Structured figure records
^^^^^^^^^^^^^^^^
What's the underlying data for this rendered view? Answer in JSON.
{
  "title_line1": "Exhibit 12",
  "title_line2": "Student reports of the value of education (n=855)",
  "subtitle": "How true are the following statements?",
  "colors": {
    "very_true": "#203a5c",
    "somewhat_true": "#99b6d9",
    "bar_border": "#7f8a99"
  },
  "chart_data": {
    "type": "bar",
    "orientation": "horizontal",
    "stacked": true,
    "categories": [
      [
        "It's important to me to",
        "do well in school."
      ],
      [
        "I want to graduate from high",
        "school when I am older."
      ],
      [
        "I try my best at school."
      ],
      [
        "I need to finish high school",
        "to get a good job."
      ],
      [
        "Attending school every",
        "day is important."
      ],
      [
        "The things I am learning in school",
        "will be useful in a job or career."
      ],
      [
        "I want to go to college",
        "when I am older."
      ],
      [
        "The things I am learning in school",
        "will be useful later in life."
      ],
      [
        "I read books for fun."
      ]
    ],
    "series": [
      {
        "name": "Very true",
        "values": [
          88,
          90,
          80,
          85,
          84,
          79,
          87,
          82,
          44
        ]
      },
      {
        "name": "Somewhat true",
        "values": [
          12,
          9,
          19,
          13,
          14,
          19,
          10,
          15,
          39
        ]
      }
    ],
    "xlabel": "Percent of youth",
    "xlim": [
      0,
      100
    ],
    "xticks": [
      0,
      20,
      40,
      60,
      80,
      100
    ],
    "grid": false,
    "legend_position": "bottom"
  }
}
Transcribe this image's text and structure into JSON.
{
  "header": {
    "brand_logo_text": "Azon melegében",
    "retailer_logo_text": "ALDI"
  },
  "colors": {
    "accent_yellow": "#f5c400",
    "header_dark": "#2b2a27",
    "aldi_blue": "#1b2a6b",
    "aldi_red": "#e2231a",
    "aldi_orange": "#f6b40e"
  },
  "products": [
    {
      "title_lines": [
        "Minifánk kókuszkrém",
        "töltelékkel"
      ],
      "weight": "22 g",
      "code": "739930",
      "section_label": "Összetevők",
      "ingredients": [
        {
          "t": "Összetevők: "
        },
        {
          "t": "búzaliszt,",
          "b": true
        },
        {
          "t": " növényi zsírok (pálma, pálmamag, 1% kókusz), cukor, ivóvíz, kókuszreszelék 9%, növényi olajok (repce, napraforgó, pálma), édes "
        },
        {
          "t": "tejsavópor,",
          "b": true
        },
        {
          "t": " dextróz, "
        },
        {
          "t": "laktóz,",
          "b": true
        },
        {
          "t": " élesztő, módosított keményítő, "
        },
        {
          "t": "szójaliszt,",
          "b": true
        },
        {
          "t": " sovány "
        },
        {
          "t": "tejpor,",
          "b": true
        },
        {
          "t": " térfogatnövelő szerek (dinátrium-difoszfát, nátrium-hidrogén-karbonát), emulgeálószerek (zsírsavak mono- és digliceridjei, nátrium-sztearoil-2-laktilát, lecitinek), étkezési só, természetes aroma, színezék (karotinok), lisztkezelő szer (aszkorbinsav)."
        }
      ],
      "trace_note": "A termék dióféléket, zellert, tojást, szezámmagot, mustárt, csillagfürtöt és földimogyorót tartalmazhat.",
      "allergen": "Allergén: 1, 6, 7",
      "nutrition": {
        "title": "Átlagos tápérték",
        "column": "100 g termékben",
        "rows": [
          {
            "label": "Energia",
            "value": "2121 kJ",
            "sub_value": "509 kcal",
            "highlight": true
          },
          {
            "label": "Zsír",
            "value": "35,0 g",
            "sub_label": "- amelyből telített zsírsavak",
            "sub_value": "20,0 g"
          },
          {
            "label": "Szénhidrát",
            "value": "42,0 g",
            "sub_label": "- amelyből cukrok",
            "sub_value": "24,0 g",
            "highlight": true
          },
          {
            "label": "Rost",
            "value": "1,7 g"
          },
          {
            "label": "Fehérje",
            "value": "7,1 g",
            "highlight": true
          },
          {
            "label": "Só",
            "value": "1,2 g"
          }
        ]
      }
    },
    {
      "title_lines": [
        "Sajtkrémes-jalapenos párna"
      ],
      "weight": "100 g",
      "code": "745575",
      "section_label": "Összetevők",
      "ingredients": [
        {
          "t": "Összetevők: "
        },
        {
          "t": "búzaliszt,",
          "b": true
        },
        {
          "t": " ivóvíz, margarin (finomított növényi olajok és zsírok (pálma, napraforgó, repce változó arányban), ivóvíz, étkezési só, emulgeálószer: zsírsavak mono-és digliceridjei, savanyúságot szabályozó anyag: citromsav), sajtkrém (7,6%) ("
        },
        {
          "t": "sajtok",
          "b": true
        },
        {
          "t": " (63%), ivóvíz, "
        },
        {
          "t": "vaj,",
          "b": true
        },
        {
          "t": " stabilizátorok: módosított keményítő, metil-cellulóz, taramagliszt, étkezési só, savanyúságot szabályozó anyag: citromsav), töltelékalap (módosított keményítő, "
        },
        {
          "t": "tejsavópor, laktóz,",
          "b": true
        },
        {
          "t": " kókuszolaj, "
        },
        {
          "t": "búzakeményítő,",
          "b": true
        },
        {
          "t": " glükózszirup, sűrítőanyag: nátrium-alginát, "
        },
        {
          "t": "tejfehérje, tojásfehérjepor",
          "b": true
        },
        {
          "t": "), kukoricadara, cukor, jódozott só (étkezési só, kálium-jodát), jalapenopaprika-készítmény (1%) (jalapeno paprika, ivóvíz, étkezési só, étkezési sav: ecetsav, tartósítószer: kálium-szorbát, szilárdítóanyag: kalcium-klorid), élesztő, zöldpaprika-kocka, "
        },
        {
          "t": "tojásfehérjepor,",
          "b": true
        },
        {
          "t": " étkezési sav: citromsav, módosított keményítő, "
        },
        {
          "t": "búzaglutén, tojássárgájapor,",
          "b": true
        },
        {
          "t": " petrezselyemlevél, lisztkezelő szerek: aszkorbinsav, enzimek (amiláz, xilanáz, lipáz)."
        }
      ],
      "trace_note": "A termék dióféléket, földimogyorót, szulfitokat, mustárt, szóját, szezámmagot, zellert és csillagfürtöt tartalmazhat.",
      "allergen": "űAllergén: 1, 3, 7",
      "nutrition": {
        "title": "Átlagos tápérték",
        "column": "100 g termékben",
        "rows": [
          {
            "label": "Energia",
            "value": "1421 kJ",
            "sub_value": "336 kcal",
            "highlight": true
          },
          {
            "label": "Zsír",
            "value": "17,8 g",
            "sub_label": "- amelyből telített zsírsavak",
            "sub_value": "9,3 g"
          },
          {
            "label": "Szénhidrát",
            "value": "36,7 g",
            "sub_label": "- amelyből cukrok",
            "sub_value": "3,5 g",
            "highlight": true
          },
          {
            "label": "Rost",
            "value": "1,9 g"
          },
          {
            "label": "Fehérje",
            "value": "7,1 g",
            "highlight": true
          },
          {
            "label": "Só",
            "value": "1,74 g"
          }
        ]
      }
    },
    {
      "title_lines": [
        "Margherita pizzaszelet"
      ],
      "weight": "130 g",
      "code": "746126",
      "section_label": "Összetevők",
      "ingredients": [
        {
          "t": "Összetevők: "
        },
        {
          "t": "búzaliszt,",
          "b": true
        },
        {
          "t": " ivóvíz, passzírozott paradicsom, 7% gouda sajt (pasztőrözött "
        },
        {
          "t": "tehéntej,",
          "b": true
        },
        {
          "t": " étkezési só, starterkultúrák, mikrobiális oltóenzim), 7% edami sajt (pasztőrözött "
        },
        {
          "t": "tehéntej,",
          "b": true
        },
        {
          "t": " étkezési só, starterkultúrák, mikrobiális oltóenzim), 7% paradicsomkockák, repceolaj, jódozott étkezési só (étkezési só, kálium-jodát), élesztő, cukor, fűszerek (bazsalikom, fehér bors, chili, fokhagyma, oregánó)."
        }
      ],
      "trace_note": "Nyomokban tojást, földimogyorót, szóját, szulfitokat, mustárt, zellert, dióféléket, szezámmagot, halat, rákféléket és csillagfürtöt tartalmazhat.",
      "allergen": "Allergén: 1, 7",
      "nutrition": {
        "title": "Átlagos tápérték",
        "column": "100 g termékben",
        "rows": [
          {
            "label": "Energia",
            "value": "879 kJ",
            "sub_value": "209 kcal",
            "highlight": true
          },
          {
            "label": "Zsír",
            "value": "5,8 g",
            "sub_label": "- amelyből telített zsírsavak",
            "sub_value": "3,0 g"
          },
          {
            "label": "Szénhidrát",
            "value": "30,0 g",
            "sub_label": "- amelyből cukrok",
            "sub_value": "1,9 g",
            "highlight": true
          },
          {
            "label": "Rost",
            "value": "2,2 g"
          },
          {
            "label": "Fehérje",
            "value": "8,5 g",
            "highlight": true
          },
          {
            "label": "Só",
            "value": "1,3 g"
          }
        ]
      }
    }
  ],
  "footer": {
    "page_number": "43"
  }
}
^^^^^^^^^^^^^^^^
## WORK REQUIRED
Count the lines of the data that include the string "mono", and give only that number.

## RESPONSE TO THE EXERCISE
2